** Begin Source material **
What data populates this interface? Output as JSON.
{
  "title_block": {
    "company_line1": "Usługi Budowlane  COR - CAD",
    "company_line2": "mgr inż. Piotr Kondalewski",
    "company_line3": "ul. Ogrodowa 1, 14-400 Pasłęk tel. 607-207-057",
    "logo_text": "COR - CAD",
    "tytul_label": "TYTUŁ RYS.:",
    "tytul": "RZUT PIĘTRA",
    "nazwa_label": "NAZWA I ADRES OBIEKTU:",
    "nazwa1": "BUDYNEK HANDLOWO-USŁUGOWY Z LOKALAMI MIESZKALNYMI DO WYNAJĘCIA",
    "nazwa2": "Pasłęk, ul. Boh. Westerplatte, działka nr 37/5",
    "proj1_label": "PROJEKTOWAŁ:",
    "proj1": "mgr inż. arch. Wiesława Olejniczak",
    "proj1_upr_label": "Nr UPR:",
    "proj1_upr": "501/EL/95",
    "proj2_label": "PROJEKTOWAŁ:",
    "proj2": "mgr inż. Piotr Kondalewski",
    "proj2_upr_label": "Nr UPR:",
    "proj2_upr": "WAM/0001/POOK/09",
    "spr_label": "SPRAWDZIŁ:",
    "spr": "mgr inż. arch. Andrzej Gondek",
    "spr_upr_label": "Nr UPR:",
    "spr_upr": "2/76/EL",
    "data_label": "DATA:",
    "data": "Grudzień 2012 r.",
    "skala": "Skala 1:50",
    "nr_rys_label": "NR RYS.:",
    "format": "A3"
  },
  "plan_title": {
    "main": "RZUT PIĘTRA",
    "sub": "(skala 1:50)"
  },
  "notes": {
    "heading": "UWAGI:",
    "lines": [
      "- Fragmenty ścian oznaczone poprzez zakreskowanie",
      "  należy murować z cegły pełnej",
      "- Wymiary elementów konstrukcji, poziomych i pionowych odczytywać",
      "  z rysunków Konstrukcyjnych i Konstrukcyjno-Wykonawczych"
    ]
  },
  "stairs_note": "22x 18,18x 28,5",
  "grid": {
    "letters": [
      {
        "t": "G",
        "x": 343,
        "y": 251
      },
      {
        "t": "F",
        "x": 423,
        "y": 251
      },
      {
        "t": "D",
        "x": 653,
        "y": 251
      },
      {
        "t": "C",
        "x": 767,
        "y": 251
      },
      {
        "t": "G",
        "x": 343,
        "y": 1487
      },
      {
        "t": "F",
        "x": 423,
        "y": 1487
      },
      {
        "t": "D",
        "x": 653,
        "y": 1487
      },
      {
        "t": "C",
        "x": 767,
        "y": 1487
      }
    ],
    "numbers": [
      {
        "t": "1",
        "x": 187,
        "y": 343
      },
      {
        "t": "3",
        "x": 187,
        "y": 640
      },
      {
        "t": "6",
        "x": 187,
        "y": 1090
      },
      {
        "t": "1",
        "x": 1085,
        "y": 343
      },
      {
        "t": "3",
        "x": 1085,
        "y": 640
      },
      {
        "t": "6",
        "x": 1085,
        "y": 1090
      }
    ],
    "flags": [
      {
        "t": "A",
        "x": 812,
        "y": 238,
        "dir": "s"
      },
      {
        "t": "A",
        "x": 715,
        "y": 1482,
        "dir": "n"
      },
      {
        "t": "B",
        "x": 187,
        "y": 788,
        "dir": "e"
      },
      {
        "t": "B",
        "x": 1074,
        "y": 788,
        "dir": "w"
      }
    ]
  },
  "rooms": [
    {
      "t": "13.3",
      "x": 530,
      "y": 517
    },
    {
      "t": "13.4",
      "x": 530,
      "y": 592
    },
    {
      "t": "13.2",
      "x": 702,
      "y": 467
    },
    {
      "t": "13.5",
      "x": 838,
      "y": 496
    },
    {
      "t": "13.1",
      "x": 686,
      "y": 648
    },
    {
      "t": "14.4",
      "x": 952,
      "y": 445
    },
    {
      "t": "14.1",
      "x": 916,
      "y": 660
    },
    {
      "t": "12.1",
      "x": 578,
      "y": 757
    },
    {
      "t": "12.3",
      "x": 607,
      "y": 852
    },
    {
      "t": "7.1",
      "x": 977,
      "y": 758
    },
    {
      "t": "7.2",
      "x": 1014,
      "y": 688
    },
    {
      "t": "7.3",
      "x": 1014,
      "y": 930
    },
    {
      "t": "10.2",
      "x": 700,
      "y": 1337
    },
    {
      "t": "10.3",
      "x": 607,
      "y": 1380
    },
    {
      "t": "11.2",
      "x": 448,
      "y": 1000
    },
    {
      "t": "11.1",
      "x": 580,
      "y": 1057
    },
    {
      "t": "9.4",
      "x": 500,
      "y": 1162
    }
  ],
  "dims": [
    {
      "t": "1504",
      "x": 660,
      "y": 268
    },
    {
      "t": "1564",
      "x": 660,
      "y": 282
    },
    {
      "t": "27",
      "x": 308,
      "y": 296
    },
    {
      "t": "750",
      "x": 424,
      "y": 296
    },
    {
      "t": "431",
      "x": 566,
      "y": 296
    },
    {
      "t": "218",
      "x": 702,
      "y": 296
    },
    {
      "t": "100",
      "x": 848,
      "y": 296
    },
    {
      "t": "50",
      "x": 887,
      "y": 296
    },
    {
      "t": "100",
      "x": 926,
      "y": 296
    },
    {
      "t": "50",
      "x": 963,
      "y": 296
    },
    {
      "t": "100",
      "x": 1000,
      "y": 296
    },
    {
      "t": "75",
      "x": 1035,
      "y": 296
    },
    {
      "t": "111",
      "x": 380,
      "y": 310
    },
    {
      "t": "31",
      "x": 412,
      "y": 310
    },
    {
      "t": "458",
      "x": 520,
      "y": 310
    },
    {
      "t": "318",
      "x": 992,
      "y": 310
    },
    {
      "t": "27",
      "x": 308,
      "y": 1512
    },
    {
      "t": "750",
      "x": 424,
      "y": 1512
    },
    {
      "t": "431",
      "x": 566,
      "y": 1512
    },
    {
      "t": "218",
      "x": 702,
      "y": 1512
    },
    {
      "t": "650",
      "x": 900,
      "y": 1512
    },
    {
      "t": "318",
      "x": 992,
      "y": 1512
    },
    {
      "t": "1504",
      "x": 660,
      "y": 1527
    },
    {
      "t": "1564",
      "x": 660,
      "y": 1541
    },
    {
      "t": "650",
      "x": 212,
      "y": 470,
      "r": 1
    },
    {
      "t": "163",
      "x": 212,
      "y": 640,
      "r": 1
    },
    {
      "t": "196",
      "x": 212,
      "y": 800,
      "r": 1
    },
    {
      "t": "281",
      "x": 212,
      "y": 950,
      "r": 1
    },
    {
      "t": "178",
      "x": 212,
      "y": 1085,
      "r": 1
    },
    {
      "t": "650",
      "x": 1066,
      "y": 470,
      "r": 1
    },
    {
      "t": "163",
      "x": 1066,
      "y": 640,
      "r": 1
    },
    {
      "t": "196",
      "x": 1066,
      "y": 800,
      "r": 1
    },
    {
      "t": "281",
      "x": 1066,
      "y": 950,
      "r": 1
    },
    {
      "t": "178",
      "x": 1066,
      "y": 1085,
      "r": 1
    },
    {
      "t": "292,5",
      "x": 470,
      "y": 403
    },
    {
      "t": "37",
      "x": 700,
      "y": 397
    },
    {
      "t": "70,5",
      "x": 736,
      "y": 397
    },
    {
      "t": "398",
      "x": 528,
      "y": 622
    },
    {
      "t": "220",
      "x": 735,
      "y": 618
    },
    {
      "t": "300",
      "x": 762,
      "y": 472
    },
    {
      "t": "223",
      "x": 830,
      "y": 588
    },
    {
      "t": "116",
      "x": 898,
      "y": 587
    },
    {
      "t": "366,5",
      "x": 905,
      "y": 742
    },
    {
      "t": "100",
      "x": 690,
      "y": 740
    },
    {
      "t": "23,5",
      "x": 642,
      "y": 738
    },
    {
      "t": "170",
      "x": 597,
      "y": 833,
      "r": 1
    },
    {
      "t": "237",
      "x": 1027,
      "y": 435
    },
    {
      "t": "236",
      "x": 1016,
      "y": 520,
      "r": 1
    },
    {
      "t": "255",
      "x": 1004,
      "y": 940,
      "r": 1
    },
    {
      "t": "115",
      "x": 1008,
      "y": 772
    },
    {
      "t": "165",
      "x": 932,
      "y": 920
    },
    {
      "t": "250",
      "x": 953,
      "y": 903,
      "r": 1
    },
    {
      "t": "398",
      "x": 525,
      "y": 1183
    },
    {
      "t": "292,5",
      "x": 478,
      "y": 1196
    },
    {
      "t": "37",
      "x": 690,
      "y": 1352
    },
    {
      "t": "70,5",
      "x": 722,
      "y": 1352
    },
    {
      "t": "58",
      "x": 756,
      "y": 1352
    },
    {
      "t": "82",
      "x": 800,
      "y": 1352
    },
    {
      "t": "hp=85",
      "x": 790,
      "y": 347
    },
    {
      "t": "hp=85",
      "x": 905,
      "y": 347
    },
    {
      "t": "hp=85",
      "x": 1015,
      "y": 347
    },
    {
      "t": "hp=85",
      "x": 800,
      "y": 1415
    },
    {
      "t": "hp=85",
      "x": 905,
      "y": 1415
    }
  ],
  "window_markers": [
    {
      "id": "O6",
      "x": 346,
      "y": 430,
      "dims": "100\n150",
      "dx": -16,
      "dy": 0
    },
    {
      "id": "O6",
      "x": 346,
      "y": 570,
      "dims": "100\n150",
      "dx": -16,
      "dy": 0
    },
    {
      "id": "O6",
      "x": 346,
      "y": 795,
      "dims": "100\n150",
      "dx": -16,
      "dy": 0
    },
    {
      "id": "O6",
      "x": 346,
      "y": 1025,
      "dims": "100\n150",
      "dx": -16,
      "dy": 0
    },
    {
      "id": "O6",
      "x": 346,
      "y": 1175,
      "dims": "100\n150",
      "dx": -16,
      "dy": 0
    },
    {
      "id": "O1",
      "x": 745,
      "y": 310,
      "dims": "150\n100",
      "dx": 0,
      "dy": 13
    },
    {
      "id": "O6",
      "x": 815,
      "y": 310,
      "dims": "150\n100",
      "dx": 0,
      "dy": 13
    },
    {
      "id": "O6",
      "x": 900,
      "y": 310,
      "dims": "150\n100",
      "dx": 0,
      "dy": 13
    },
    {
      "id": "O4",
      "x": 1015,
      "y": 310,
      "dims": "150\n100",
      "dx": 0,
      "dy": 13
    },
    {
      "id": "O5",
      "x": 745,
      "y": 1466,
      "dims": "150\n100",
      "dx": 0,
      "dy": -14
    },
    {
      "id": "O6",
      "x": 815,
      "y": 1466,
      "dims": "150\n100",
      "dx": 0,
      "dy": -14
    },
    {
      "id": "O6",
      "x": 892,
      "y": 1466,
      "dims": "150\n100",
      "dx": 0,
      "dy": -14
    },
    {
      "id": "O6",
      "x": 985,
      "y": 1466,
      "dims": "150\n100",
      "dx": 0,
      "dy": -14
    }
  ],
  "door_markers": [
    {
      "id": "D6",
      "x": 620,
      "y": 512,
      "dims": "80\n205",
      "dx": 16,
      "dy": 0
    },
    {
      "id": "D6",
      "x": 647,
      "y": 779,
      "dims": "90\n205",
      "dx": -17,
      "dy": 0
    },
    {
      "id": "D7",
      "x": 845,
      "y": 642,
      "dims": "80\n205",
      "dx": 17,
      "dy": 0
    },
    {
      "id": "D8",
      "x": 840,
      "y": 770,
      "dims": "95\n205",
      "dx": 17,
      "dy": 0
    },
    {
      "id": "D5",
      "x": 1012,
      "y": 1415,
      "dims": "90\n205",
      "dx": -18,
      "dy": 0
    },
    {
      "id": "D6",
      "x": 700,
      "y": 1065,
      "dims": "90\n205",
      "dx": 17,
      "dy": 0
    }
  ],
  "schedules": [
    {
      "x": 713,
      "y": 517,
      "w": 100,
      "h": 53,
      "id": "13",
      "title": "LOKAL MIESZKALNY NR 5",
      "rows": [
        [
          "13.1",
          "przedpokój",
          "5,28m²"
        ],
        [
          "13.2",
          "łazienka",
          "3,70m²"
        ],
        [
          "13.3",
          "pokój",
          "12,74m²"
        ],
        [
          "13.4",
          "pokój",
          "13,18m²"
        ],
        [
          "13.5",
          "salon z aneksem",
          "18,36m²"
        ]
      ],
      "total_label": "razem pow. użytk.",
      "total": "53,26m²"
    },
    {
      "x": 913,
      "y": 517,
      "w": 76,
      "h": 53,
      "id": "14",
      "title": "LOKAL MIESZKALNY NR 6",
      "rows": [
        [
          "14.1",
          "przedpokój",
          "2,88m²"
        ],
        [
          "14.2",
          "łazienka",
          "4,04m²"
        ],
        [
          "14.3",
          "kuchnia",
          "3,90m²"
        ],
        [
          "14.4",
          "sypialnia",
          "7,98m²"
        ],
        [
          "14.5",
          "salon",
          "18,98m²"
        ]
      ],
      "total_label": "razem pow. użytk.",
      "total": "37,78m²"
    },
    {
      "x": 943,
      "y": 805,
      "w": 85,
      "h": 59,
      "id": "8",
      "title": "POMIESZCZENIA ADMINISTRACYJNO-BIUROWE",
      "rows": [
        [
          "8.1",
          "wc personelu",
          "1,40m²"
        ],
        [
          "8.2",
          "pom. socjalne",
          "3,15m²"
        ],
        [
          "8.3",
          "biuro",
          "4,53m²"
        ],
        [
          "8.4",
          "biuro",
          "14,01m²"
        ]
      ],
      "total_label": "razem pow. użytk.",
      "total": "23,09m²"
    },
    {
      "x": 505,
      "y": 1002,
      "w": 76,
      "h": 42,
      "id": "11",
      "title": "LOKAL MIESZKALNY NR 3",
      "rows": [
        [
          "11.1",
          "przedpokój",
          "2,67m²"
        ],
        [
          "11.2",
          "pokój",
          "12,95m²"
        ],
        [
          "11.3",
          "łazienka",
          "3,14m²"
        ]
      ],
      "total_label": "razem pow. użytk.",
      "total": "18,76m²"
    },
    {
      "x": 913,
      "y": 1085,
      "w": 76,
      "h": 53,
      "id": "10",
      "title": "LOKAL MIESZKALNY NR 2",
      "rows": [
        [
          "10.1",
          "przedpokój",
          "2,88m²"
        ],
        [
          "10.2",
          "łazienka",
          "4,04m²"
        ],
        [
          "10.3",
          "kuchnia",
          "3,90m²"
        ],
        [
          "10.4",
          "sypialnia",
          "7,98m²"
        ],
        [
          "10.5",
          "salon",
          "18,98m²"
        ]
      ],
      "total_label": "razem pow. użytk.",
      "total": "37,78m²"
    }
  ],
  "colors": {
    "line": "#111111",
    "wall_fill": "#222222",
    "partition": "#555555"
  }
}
** End Source material **
Problem statement – Find the lines that include the string "PROJEKTOWAŁ", then copy each of them.

Completed task –
    "proj1_label": "PROJEKTOWAŁ:",
    "proj2_label": "PROJEKTOWAŁ:",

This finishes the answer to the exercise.